DATA LINES:
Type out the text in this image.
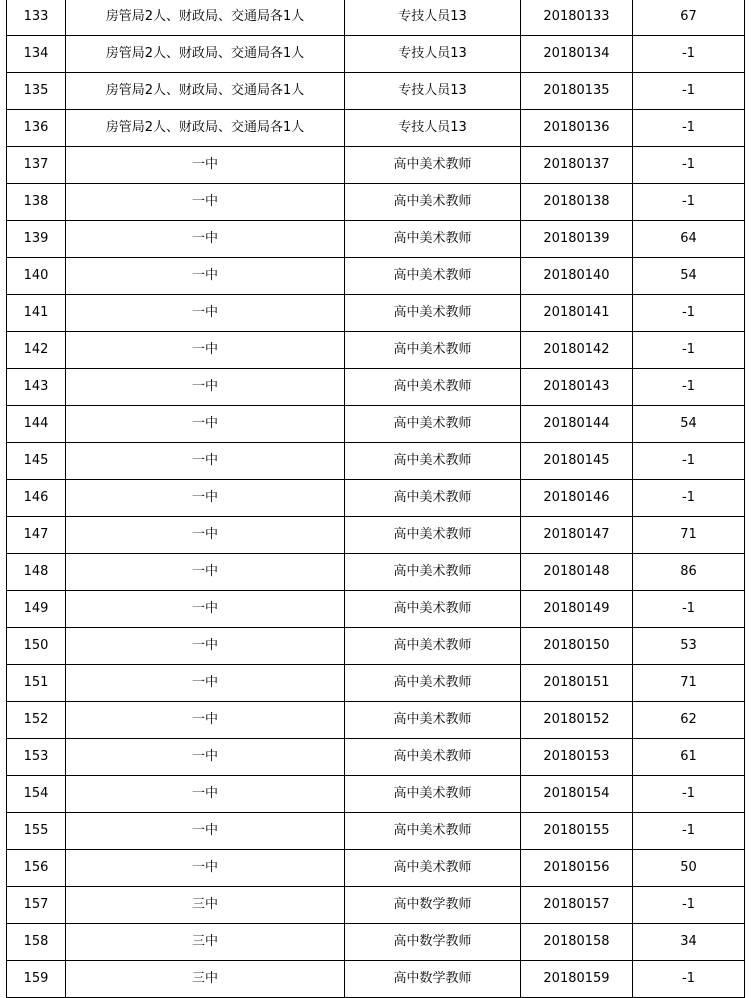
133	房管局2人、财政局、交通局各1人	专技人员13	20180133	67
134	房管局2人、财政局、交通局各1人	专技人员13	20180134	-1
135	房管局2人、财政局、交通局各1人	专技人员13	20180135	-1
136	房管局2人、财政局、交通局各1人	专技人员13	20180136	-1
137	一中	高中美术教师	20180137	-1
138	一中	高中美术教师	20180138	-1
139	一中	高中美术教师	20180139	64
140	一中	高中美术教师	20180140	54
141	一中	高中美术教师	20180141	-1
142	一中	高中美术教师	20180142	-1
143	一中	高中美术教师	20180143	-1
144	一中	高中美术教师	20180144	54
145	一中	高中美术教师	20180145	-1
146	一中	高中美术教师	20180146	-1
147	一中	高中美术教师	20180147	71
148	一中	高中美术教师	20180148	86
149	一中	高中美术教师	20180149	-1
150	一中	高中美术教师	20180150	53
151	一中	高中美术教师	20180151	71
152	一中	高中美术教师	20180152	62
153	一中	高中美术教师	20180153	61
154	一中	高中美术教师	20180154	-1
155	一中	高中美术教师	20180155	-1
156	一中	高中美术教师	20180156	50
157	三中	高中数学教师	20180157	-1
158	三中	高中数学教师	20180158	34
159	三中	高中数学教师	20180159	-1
* * *
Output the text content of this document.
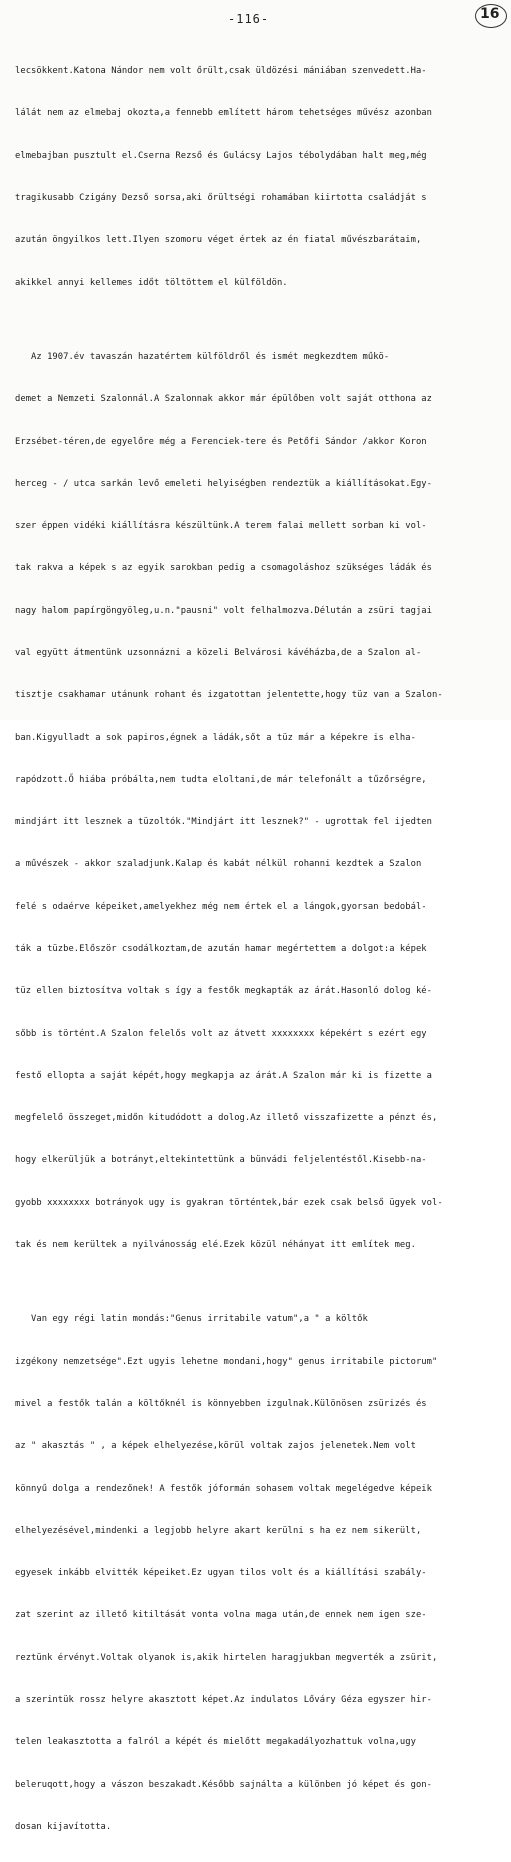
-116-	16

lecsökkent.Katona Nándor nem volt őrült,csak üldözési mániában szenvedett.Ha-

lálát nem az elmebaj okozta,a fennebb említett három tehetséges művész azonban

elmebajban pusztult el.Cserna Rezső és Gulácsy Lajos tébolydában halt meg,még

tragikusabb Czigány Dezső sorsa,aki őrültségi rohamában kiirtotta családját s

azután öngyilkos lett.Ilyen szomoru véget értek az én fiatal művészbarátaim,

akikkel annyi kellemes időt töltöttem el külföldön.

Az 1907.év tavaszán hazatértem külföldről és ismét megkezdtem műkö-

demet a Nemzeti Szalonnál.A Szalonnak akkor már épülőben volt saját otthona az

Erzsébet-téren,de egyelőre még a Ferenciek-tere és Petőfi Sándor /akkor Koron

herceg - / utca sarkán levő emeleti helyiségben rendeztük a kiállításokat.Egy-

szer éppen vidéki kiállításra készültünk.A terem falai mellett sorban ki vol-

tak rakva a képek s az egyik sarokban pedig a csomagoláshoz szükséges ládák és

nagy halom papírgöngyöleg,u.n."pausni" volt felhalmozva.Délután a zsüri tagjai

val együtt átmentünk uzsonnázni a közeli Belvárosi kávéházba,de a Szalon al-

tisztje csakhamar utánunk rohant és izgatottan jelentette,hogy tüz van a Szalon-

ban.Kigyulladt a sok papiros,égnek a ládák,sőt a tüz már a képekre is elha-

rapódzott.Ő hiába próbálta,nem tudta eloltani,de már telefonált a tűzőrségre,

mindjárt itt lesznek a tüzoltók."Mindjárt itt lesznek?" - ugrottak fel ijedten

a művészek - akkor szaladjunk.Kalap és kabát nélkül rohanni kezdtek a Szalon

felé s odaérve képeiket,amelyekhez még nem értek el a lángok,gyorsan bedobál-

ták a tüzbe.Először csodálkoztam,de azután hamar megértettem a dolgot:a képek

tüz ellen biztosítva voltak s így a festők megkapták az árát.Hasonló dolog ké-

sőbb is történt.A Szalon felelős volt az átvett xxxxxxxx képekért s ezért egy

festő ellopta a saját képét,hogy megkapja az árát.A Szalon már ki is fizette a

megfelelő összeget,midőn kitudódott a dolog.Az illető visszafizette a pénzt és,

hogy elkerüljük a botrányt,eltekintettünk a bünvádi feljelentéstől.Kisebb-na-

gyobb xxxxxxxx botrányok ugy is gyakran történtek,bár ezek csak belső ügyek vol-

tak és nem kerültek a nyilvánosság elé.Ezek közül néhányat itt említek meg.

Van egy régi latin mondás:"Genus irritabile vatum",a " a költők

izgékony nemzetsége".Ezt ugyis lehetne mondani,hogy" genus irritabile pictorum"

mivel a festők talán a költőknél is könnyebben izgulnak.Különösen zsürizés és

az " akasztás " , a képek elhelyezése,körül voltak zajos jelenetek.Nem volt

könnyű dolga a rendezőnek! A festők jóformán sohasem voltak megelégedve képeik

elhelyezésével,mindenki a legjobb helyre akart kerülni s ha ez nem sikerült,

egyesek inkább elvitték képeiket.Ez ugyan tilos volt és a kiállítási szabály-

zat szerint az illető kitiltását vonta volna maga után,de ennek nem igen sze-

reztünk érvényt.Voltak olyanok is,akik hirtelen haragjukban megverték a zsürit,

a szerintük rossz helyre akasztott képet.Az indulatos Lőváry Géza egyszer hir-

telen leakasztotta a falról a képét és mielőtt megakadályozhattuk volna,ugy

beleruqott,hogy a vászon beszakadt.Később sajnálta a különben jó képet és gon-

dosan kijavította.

WHAT YOU NEED TO DO:
Pull out and copy each line containing the string "képeiket".

REPLY:
felé s odaérve képeiket,amelyekhez még nem értek el a lángok,gyorsan bedobál-
egyesek inkább elvitték képeiket.Ez ugyan tilos volt és a kiállítási szabály-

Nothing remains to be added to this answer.